#### Written instruction:
Copy out, line for line, the entries starting at the first one and ending at the line that contains "column-header: Date of Sale [204,56,286,94]", including both of these lines.

[Raw data start]

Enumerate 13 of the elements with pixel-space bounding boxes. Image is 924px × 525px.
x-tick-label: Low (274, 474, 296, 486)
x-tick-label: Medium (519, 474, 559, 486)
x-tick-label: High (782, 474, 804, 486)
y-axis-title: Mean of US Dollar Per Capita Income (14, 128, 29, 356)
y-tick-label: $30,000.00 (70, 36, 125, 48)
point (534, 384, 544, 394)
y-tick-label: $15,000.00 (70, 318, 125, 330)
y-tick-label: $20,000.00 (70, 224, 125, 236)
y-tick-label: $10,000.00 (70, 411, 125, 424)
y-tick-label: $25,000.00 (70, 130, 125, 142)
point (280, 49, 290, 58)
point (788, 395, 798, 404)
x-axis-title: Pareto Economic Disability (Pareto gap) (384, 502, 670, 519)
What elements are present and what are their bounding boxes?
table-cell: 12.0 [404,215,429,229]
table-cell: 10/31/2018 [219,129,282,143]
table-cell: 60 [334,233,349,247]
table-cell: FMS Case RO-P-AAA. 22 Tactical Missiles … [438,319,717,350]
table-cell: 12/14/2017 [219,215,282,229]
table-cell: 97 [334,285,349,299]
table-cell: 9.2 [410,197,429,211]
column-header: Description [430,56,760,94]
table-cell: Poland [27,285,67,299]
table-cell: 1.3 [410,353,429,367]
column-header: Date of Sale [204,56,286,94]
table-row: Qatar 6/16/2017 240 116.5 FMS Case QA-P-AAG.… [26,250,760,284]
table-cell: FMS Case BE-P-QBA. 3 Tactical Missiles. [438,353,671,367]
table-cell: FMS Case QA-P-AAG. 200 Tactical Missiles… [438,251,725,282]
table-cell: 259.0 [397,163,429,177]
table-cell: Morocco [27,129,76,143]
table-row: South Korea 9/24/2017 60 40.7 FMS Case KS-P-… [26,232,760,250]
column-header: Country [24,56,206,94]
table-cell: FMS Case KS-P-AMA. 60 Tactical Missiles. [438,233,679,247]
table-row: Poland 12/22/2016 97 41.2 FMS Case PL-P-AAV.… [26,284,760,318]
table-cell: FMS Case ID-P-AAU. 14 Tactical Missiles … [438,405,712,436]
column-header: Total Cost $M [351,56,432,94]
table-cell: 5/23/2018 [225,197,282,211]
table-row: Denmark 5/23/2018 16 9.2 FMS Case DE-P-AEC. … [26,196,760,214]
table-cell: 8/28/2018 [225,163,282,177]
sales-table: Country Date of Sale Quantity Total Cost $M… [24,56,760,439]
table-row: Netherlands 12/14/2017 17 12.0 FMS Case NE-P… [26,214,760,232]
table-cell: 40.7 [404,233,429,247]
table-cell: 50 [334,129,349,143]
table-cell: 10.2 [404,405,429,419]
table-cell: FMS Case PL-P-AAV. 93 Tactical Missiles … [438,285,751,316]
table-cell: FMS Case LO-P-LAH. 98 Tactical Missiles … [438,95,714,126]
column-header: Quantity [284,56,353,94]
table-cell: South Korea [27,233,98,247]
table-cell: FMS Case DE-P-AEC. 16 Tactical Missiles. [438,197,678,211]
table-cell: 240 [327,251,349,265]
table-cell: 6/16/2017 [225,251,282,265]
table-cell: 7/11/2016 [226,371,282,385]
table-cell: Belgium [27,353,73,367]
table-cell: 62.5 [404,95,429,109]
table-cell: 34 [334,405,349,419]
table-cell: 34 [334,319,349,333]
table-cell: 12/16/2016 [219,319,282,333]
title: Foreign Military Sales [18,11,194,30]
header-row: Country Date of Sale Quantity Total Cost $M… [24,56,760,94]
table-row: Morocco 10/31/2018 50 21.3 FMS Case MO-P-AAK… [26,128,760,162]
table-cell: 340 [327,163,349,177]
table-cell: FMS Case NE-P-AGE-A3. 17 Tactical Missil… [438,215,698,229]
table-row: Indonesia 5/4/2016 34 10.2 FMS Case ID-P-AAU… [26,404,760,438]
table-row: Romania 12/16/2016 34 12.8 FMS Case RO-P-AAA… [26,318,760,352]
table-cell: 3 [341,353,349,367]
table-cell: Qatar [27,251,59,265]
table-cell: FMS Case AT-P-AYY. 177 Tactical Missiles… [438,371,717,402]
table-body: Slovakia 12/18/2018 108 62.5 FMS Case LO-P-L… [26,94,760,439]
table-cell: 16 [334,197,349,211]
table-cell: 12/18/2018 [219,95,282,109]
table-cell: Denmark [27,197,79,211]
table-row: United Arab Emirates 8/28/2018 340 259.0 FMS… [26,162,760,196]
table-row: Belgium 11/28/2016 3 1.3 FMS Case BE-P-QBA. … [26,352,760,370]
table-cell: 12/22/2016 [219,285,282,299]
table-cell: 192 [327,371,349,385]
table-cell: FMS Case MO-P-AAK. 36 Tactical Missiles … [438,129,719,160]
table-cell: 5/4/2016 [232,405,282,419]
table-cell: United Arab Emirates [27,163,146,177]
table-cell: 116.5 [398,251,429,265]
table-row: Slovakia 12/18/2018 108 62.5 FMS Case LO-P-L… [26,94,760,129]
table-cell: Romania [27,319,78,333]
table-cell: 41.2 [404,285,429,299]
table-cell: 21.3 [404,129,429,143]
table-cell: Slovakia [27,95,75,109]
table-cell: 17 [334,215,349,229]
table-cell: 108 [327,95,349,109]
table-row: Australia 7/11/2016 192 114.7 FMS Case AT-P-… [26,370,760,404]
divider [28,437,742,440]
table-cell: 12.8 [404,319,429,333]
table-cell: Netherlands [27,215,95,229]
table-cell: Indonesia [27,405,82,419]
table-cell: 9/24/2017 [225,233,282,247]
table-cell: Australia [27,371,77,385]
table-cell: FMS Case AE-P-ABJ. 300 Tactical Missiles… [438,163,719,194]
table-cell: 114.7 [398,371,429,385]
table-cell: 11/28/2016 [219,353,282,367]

[Raw data end]

#### Output for this task:
Enumerate 13 of the elements with pixel-space bounding boxes. Image is 924px × 525px.
x-tick-label: Low (274, 474, 296, 486)
x-tick-label: Medium (519, 474, 559, 486)
x-tick-label: High (782, 474, 804, 486)
y-axis-title: Mean of US Dollar Per Capita Income (14, 128, 29, 356)
y-tick-label: $30,000.00 (70, 36, 125, 48)
point (534, 384, 544, 394)
y-tick-label: $15,000.00 (70, 318, 125, 330)
y-tick-label: $20,000.00 (70, 224, 125, 236)
y-tick-label: $10,000.00 (70, 411, 125, 424)
y-tick-label: $25,000.00 (70, 130, 125, 142)
point (280, 49, 290, 58)
point (788, 395, 798, 404)
x-axis-title: Pareto Economic Disability (Pareto gap) (384, 502, 670, 519)
What elements are present and what are their bounding boxes?
table-cell: 12.0 [404,215,429,229]
table-cell: 10/31/2018 [219,129,282,143]
table-cell: 60 [334,233,349,247]
table-cell: FMS Case RO-P-AAA. 22 Tactical Missiles … [438,319,717,350]
table-cell: 12/14/2017 [219,215,282,229]
table-cell: 97 [334,285,349,299]
table-cell: 9.2 [410,197,429,211]
column-header: Description [430,56,760,94]
table-cell: Poland [27,285,67,299]
table-cell: 1.3 [410,353,429,367]
column-header: Date of Sale [204,56,286,94]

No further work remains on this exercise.